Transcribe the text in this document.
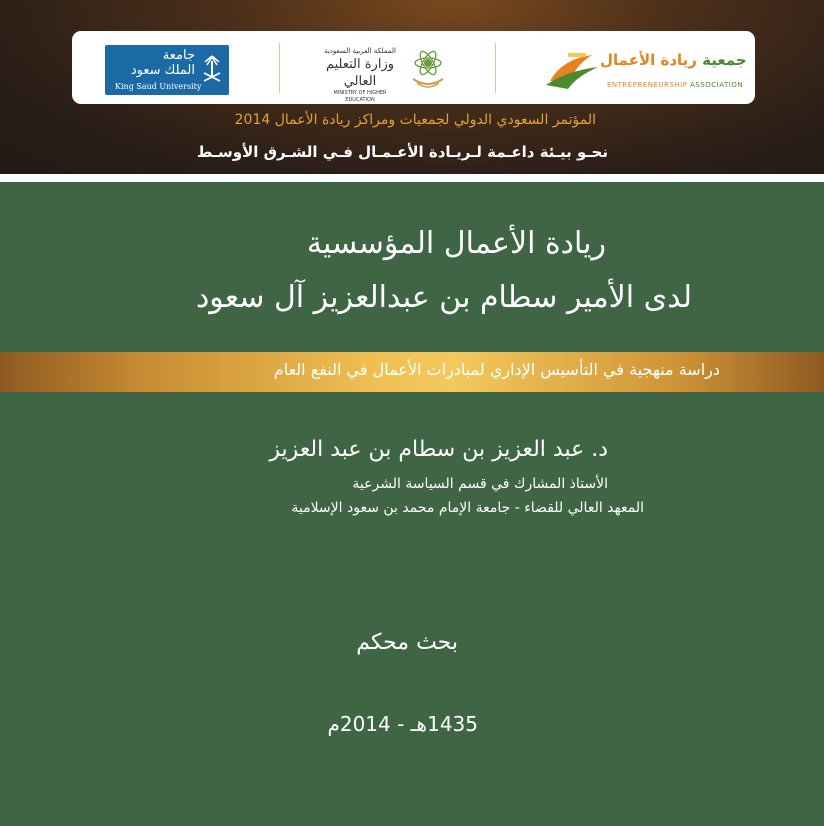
جامعة
الملك سعود
King Saud University
المملكة العربية السعودية
وزارة التعليم العالي
MINISTRY OF HIGHER EDUCATION
جمعية ريادة الأعمال
ENTREPRENEURSHIP ASSOCIATION
المؤتمر السعودي الدولي لجمعيات ومراكز ريادة الأعمال 2014
نحـو بيـئة داعـمة لـريـادة الأعـمـال فـي الشـرق الأوسـط
ريادة الأعمال المؤسسية
لدى الأمير سطام بن عبدالعزيز آل سعود
دراسة منهجية في التأسيس الإداري لمبادرات الأعمال في النفع العام
د. عبد العزيز بن سطام بن عبد العزيز
الأستاذ المشارك في قسم السياسة الشرعية
المعهد العالي للقضاء - جامعة الإمام محمد بن سعود الإسلامية
بحث محكم
1435هـ - 2014م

Exercise:
Give back the whole listing as it stands, minus its pictures.

Exercise response:
Transcribe the text in this document.
جامعة
الملك سعود
King Saud University
المملكة العربية السعودية
وزارة التعليم العالي
MINISTRY OF HIGHER EDUCATION
جمعية ريادة الأعمال
ENTREPRENEURSHIP ASSOCIATION
المؤتمر السعودي الدولي لجمعيات ومراكز ريادة الأعمال 2014
نحـو بيـئة داعـمة لـريـادة الأعـمـال فـي الشـرق الأوسـط
ريادة الأعمال المؤسسية
لدى الأمير سطام بن عبدالعزيز آل سعود
دراسة منهجية في التأسيس الإداري لمبادرات الأعمال في النفع العام
د. عبد العزيز بن سطام بن عبد العزيز
الأستاذ المشارك في قسم السياسة الشرعية
المعهد العالي للقضاء - جامعة الإمام محمد بن سعود الإسلامية
بحث محكم
1435هـ - 2014م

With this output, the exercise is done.